## BEGIN Material shown

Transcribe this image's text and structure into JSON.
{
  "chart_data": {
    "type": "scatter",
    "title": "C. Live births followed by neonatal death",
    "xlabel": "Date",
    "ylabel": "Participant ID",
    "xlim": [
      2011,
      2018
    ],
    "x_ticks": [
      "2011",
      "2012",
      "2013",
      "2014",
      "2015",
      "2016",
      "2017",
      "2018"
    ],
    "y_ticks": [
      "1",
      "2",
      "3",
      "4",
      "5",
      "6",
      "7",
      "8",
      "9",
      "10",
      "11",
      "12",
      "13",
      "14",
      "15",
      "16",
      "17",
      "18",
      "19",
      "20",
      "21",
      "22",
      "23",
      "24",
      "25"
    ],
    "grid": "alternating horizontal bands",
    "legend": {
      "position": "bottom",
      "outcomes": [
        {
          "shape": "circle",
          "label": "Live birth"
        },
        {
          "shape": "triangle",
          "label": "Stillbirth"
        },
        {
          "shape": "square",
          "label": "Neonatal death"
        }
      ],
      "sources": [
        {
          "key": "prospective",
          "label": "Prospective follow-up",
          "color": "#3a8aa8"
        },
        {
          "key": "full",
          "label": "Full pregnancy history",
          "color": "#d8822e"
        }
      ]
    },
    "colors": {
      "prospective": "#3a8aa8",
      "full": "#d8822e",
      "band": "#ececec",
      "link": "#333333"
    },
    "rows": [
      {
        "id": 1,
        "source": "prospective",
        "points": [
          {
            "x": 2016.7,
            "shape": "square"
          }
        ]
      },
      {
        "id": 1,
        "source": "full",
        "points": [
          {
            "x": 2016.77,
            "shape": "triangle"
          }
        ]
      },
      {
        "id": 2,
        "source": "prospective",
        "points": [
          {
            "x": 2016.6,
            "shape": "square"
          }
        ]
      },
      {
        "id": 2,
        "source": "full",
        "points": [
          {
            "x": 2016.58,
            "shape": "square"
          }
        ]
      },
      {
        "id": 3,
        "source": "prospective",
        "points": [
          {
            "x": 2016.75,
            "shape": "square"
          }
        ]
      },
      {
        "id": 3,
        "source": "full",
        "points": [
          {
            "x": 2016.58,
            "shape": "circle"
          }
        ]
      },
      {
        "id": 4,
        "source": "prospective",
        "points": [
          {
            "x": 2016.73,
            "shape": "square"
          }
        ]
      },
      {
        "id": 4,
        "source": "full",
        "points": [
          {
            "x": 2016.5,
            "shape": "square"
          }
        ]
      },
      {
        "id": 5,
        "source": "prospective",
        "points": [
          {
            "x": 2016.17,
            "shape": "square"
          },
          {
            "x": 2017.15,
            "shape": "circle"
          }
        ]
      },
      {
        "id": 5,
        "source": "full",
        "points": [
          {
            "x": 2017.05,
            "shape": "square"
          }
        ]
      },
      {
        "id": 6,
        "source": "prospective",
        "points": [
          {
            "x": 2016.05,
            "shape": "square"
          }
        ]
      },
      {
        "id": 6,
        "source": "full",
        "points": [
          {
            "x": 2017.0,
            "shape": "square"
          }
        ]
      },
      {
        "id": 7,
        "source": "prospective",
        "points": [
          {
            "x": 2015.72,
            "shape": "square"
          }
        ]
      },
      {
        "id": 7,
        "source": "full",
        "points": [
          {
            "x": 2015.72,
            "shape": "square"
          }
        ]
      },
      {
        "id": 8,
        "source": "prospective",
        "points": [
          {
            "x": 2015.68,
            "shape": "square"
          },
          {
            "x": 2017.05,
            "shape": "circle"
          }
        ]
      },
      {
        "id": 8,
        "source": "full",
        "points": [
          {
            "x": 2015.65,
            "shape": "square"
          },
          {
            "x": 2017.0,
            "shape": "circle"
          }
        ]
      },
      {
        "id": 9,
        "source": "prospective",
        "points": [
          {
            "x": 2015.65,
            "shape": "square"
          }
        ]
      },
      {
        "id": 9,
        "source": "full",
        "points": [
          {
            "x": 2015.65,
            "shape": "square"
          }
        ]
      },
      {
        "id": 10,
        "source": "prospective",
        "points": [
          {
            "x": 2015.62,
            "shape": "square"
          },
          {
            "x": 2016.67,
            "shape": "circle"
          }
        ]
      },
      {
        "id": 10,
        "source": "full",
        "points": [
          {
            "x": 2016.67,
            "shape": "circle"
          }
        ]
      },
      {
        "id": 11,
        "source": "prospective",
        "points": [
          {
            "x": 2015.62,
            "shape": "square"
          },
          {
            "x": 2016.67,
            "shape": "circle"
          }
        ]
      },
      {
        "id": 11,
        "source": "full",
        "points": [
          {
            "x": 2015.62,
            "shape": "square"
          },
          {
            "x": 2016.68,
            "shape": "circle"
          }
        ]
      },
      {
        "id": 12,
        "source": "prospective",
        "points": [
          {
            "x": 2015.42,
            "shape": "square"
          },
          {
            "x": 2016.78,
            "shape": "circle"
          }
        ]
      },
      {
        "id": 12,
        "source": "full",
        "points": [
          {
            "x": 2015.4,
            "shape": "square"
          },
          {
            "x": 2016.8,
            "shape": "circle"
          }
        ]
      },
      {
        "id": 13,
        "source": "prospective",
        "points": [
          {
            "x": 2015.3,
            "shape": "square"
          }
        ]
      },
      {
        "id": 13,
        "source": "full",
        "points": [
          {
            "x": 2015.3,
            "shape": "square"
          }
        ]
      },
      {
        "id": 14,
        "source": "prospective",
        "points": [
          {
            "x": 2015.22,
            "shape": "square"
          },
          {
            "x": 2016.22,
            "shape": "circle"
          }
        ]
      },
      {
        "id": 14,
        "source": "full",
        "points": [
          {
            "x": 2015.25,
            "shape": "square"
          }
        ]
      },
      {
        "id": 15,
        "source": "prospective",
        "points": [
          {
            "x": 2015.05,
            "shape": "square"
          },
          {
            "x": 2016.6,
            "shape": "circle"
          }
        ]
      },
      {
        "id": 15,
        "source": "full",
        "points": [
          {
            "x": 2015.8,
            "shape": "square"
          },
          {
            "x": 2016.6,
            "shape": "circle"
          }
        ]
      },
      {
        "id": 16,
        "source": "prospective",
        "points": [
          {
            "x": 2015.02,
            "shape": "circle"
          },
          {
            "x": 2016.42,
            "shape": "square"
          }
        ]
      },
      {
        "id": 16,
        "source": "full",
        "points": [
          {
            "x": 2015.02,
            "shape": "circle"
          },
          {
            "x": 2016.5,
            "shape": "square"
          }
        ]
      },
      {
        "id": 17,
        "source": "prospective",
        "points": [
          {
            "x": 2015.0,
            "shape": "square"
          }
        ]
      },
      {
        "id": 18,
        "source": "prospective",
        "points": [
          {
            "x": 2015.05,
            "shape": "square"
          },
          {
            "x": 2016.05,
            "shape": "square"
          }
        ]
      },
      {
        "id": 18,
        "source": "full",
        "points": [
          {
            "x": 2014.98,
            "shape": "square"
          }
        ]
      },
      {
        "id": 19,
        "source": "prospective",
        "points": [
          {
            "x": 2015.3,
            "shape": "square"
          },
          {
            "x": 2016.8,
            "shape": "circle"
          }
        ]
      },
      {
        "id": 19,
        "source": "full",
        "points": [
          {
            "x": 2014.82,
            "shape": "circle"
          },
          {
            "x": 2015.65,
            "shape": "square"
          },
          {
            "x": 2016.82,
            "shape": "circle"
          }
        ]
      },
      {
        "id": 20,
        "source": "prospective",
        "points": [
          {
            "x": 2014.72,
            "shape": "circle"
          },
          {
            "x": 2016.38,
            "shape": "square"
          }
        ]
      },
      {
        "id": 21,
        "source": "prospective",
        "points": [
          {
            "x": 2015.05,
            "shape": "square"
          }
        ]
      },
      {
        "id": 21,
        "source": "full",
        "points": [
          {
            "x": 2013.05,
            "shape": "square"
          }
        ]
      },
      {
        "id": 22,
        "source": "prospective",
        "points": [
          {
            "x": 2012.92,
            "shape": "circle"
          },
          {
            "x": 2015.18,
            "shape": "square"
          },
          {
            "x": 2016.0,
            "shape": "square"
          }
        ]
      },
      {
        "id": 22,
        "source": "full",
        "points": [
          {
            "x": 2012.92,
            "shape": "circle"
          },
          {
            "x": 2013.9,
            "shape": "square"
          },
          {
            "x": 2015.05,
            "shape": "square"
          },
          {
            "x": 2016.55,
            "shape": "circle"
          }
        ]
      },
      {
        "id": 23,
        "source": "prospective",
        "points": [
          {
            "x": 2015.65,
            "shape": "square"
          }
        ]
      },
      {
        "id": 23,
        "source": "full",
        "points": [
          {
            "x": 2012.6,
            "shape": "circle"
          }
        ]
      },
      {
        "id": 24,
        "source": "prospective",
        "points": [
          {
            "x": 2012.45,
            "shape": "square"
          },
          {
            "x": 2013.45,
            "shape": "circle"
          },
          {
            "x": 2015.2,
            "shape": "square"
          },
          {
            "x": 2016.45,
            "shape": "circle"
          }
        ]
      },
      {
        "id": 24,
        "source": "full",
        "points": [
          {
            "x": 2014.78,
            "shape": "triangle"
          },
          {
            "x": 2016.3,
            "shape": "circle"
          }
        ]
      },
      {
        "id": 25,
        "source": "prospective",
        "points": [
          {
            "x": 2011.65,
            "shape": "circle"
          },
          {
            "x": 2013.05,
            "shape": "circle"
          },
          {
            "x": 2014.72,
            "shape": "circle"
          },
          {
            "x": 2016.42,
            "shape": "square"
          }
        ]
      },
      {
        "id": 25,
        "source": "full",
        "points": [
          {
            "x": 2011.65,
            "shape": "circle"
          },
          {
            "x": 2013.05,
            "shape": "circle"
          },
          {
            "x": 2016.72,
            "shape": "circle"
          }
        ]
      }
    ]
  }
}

## END Material shown

Where a line of the material above holds the string "death", copy that line.

Solution for this task:
    "title": "C. Live births followed by neonatal death",
          "label": "Neonatal death"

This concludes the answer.